DATASET EXCERPTS.
============

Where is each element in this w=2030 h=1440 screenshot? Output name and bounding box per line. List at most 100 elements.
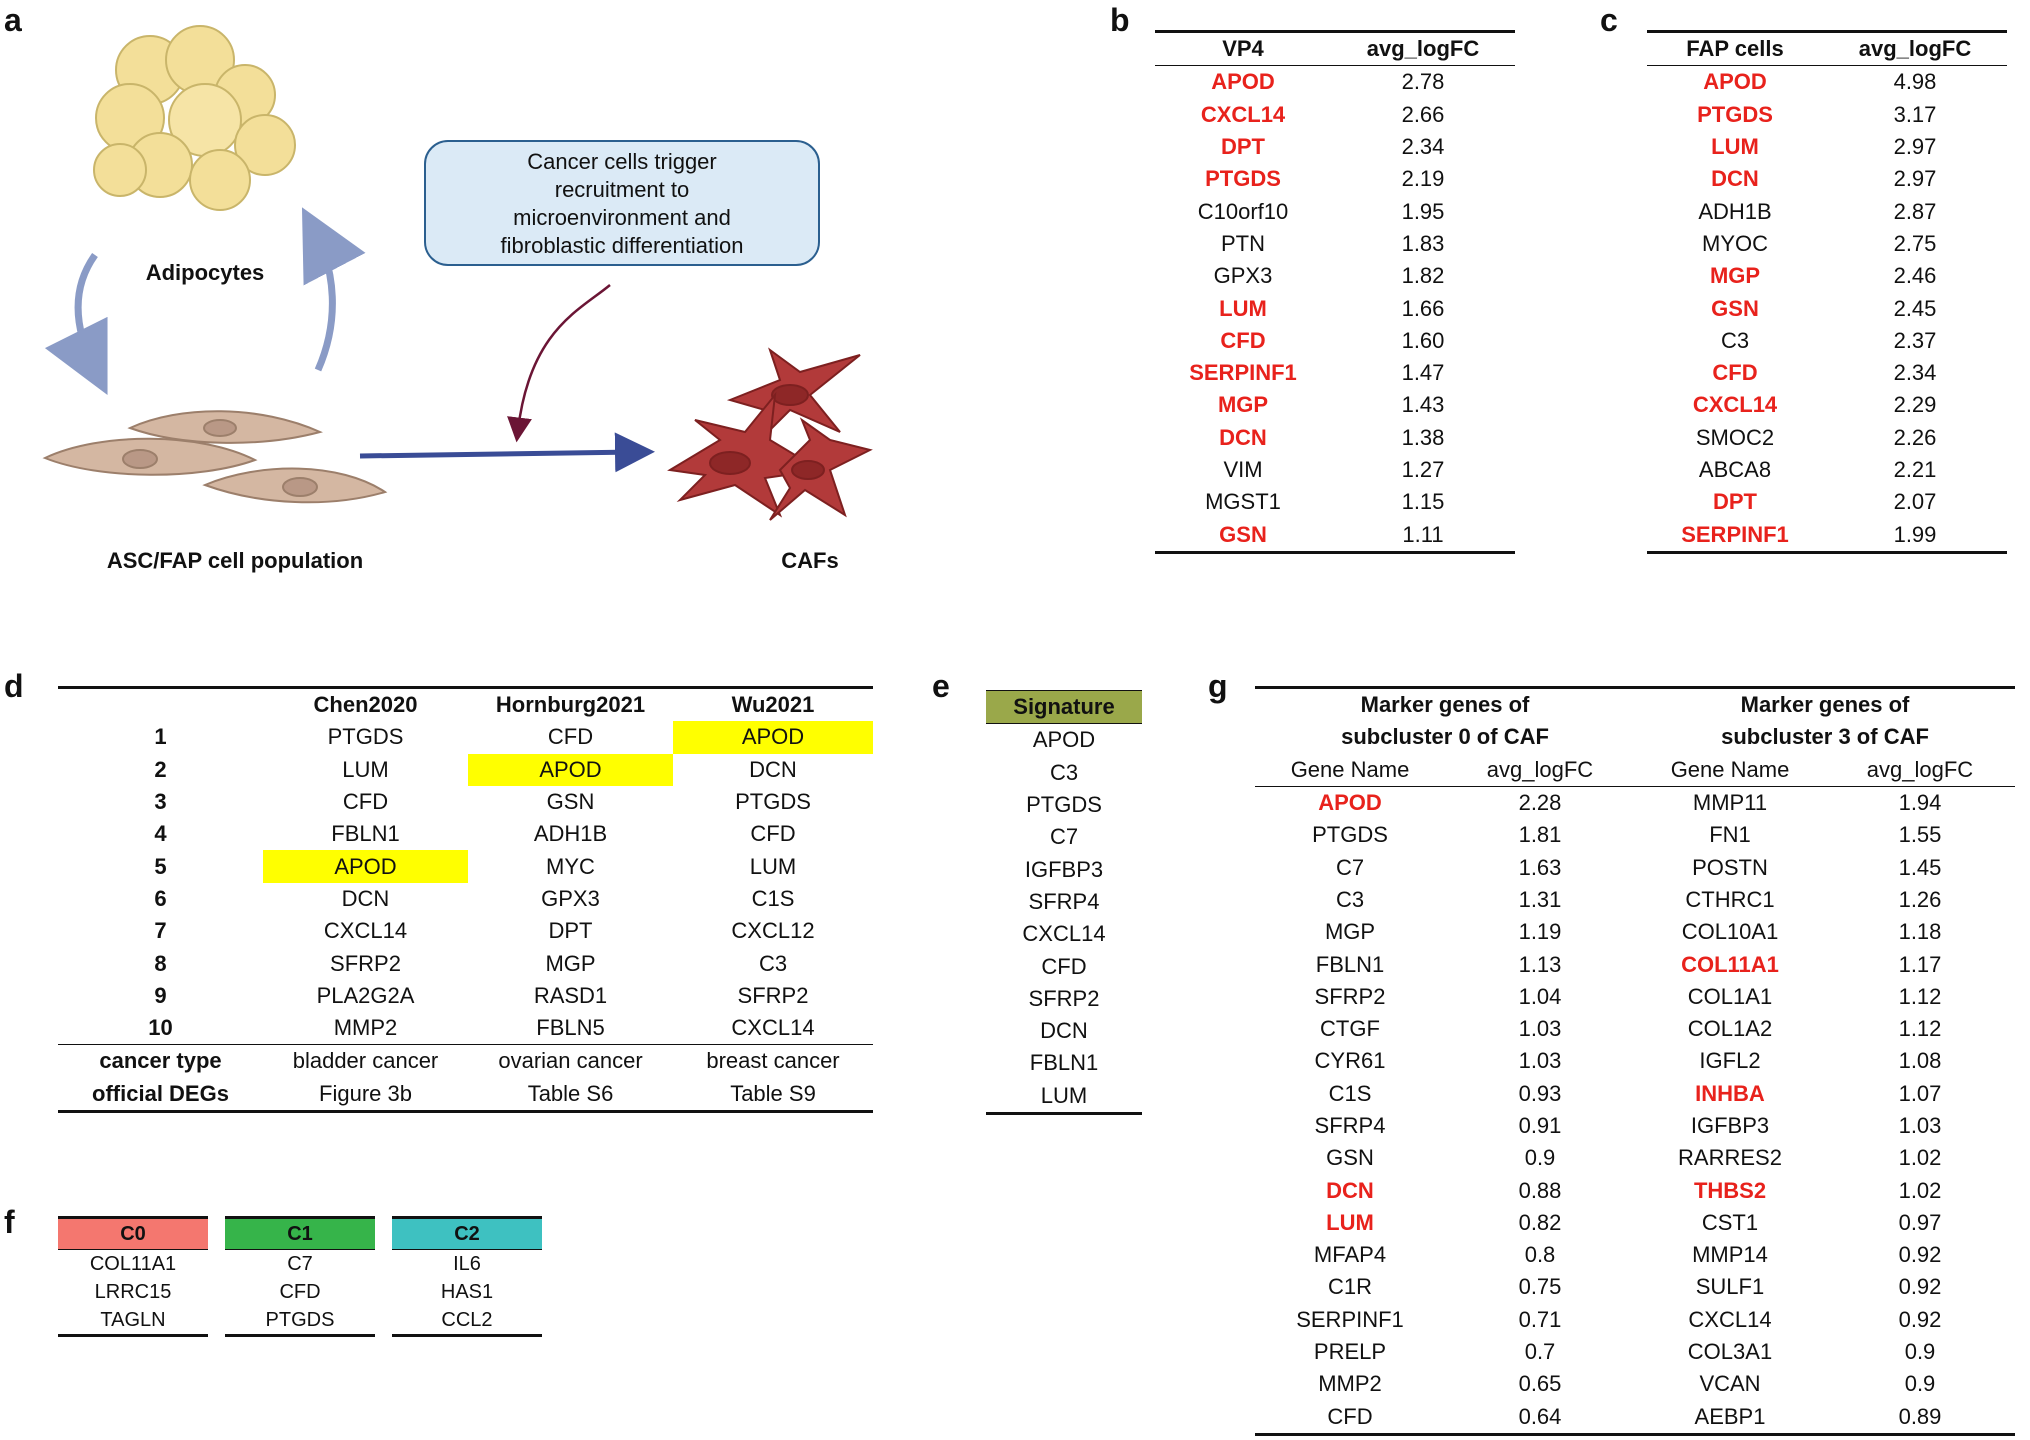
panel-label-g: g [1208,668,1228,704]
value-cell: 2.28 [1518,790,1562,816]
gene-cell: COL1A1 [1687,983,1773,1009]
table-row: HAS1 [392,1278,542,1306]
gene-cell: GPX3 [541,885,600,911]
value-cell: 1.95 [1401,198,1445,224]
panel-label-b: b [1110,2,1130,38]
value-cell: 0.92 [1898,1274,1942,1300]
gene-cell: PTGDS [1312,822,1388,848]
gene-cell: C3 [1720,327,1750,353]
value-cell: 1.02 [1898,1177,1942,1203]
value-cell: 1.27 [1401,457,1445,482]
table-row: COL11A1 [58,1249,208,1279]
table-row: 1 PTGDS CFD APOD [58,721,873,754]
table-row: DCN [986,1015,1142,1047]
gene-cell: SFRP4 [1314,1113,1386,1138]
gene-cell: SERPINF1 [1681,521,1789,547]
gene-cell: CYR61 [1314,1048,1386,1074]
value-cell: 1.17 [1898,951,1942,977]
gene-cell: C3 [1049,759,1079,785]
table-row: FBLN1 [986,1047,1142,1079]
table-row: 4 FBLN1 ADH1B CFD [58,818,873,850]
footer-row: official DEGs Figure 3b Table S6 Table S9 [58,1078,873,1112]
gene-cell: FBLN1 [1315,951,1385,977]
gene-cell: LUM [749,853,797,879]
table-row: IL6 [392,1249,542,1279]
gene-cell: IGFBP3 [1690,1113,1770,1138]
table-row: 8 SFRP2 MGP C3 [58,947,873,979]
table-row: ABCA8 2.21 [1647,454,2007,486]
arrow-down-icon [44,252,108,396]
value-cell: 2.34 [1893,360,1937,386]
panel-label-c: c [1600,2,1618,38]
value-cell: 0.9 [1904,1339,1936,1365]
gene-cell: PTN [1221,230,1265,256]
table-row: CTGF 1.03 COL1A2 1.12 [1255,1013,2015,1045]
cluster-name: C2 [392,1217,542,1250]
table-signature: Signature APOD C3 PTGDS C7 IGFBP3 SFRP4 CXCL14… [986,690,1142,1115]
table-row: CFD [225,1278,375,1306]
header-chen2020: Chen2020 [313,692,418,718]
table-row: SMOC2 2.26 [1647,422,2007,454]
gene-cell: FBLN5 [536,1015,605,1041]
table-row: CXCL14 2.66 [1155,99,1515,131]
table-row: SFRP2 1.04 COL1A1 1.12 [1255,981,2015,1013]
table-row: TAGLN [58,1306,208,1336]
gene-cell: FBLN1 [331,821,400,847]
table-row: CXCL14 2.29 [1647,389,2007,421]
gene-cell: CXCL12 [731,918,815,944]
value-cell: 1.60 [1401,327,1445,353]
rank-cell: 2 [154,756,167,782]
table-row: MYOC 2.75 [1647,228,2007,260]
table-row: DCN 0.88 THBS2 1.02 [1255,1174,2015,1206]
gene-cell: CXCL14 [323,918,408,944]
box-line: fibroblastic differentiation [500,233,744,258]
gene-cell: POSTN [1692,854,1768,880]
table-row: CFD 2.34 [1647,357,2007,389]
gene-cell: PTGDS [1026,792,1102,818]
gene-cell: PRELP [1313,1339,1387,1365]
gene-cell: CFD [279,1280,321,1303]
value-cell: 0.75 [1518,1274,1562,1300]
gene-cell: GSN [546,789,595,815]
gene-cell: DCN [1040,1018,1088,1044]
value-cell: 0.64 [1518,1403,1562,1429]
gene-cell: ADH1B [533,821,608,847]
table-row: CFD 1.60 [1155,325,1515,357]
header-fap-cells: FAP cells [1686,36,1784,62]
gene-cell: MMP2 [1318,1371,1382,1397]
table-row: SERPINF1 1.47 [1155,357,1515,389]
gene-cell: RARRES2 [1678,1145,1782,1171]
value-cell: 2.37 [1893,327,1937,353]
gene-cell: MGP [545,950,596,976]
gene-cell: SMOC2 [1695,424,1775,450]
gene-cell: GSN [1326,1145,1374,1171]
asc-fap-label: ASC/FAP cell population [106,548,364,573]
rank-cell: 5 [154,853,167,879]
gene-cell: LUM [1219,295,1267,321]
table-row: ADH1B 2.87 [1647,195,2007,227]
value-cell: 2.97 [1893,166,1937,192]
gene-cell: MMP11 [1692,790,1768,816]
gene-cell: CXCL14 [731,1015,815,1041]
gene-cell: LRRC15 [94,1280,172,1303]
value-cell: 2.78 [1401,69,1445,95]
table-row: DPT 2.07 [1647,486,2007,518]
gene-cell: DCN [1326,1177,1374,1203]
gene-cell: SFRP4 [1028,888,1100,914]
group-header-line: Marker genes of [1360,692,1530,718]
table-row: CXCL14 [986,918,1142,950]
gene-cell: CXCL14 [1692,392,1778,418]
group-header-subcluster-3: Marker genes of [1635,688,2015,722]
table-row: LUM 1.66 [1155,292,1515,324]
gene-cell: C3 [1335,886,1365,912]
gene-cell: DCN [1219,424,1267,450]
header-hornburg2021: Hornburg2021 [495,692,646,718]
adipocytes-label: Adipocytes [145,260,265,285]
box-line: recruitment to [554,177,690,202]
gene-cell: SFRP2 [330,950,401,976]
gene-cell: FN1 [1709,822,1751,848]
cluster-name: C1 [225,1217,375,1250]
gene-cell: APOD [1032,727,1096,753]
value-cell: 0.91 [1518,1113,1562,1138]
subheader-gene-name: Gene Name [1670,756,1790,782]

============

YOUR GOAL. The lines to copy are those above that contain the string "PTGDS".

ANSWER BOX.
gene-cell: PTGDS [1312,822,1388,848]
table-row: 1 PTGDS CFD APOD [58,721,873,754]
table-signature: Signature APOD C3 PTGDS C7 IGFBP3 SFRP4 CXCL14… [986,690,1142,1115]
gene-cell: PTGDS [1026,792,1102,818]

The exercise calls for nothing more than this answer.